● What is required: Pick out each line containing the string "クラブチャンピオン決定戦".

● Entries supplied:
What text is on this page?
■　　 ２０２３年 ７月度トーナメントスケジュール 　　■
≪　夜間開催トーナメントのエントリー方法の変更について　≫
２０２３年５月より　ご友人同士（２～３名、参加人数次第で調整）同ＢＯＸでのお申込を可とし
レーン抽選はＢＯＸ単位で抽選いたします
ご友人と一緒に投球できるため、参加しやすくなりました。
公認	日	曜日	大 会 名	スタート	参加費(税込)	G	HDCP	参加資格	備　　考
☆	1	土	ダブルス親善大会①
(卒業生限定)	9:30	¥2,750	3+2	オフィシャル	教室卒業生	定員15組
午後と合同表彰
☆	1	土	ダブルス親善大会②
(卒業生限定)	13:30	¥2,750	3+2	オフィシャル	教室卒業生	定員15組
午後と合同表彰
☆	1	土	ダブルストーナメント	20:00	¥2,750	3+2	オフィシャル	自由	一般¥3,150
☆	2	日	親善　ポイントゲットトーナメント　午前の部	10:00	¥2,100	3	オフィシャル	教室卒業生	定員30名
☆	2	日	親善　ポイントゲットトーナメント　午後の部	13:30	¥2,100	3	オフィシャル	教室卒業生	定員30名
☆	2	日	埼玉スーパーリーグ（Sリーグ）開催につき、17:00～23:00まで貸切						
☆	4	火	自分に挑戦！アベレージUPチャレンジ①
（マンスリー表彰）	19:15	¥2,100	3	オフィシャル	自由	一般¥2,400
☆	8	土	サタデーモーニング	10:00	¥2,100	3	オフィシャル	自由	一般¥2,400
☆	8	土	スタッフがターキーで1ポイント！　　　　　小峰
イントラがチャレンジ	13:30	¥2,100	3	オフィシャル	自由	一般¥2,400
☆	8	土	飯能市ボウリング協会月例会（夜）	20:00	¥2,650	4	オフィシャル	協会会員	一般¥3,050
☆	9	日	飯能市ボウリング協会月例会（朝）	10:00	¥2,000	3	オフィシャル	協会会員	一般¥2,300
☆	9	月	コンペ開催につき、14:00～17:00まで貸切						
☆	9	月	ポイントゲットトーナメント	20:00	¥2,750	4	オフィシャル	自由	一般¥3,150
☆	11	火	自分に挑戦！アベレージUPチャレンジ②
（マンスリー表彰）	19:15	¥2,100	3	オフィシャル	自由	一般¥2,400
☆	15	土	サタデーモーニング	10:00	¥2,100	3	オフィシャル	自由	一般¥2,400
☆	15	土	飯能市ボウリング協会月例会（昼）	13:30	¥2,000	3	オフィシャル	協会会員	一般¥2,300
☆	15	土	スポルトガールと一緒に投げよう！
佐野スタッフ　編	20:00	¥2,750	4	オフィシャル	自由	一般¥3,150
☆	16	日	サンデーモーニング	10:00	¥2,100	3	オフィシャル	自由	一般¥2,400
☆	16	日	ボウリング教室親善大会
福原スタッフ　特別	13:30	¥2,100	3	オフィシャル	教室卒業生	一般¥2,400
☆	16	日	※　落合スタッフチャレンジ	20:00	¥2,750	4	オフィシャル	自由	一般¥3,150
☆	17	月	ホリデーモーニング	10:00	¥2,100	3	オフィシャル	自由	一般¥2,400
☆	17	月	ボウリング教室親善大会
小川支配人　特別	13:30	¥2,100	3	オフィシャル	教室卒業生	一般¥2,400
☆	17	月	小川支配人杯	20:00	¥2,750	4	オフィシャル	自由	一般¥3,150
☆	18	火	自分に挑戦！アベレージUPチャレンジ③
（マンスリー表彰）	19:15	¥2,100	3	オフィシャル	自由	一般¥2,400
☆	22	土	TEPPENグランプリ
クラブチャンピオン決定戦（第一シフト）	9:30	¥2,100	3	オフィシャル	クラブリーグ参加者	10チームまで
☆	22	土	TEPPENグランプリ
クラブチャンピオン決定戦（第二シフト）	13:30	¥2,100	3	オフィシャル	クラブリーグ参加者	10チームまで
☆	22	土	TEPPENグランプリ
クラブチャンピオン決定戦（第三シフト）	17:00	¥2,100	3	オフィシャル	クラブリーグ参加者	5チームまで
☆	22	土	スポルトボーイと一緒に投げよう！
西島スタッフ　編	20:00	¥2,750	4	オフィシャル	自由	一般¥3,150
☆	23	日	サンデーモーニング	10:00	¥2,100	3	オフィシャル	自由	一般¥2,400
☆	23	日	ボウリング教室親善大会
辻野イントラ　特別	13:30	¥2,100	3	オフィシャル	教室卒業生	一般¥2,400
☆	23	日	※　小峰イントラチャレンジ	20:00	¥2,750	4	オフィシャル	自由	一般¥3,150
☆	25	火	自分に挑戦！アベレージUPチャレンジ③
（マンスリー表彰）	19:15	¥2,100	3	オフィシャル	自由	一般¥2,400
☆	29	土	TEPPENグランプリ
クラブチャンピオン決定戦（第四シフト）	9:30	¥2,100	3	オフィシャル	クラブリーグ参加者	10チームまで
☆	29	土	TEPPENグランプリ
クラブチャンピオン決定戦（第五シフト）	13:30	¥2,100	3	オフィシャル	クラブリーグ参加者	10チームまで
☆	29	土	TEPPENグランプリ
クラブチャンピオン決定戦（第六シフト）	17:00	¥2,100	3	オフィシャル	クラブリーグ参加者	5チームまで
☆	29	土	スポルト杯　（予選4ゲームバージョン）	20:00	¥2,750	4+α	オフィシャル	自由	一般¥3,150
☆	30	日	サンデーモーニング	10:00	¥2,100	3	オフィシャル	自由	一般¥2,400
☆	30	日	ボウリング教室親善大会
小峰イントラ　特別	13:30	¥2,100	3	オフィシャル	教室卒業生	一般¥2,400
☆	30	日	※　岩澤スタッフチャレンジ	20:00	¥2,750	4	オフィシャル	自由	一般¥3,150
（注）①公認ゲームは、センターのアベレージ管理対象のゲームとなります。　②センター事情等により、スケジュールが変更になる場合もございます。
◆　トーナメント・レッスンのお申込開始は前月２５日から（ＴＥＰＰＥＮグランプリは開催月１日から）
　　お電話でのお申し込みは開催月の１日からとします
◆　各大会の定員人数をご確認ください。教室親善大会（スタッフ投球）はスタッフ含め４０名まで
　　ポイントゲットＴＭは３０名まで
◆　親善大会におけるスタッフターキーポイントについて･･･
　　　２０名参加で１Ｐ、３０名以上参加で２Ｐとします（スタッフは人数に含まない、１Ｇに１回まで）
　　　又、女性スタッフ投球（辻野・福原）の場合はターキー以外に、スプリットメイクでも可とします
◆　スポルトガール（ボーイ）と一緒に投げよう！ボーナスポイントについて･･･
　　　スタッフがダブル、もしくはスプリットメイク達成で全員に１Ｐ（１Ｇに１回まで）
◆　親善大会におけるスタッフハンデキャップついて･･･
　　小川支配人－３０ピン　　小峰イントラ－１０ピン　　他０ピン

● Output for this task:
クラブチャンピオン決定戦（第一シフト）	9:30	¥2,100	3	オフィシャル	クラブリーグ参加者	10チームまで
クラブチャンピオン決定戦（第二シフト）	13:30	¥2,100	3	オフィシャル	クラブリーグ参加者	10チームまで
クラブチャンピオン決定戦（第三シフト）	17:00	¥2,100	3	オフィシャル	クラブリーグ参加者	5チームまで
クラブチャンピオン決定戦（第四シフト）	9:30	¥2,100	3	オフィシャル	クラブリーグ参加者	10チームまで
クラブチャンピオン決定戦（第五シフト）	13:30	¥2,100	3	オフィシャル	クラブリーグ参加者	10チームまで
クラブチャンピオン決定戦（第六シフト）	17:00	¥2,100	3	オフィシャル	クラブリーグ参加者	5チームまで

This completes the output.